- _DIRECTIONS_:
What follows is a listing; give it again exactly, in its entirety.

==================================================

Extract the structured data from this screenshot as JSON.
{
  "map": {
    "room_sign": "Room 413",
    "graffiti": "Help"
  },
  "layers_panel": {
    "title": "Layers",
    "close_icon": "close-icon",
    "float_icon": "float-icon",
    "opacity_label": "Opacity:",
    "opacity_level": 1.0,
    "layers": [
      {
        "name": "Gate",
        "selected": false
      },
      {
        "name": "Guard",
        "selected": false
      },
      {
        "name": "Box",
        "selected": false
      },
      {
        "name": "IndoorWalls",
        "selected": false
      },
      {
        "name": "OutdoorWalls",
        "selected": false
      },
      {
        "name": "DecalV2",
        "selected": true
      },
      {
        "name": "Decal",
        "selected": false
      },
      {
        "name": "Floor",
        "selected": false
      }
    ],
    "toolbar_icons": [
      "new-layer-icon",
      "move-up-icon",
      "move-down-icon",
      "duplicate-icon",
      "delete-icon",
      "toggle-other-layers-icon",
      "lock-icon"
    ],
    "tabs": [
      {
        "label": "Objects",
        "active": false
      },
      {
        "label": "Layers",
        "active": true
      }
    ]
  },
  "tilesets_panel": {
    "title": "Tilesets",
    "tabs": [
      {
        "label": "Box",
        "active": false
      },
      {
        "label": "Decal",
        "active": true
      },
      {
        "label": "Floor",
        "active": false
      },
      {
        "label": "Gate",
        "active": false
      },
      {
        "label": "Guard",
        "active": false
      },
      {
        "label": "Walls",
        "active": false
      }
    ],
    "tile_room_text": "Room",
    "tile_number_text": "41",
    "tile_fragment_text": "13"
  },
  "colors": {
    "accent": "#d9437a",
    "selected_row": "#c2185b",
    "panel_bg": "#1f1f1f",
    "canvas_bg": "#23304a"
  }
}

==================================================

- _FINAL RESULT_:
Extract the structured data from this screenshot as JSON.
{
  "map": {
    "room_sign": "Room 413",
    "graffiti": "Help"
  },
  "layers_panel": {
    "title": "Layers",
    "close_icon": "close-icon",
    "float_icon": "float-icon",
    "opacity_label": "Opacity:",
    "opacity_level": 1.0,
    "layers": [
      {
        "name": "Gate",
        "selected": false
      },
      {
        "name": "Guard",
        "selected": false
      },
      {
        "name": "Box",
        "selected": false
      },
      {
        "name": "IndoorWalls",
        "selected": false
      },
      {
        "name": "OutdoorWalls",
        "selected": false
      },
      {
        "name": "DecalV2",
        "selected": true
      },
      {
        "name": "Decal",
        "selected": false
      },
      {
        "name": "Floor",
        "selected": false
      }
    ],
    "toolbar_icons": [
      "new-layer-icon",
      "move-up-icon",
      "move-down-icon",
      "duplicate-icon",
      "delete-icon",
      "toggle-other-layers-icon",
      "lock-icon"
    ],
    "tabs": [
      {
        "label": "Objects",
        "active": false
      },
      {
        "label": "Layers",
        "active": true
      }
    ]
  },
  "tilesets_panel": {
    "title": "Tilesets",
    "tabs": [
      {
        "label": "Box",
        "active": false
      },
      {
        "label": "Decal",
        "active": true
      },
      {
        "label": "Floor",
        "active": false
      },
      {
        "label": "Gate",
        "active": false
      },
      {
        "label": "Guard",
        "active": false
      },
      {
        "label": "Walls",
        "active": false
      }
    ],
    "tile_room_text": "Room",
    "tile_number_text": "41",
    "tile_fragment_text": "13"
  },
  "colors": {
    "accent": "#d9437a",
    "selected_row": "#c2185b",
    "panel_bg": "#1f1f1f",
    "canvas_bg": "#23304a"
  }
}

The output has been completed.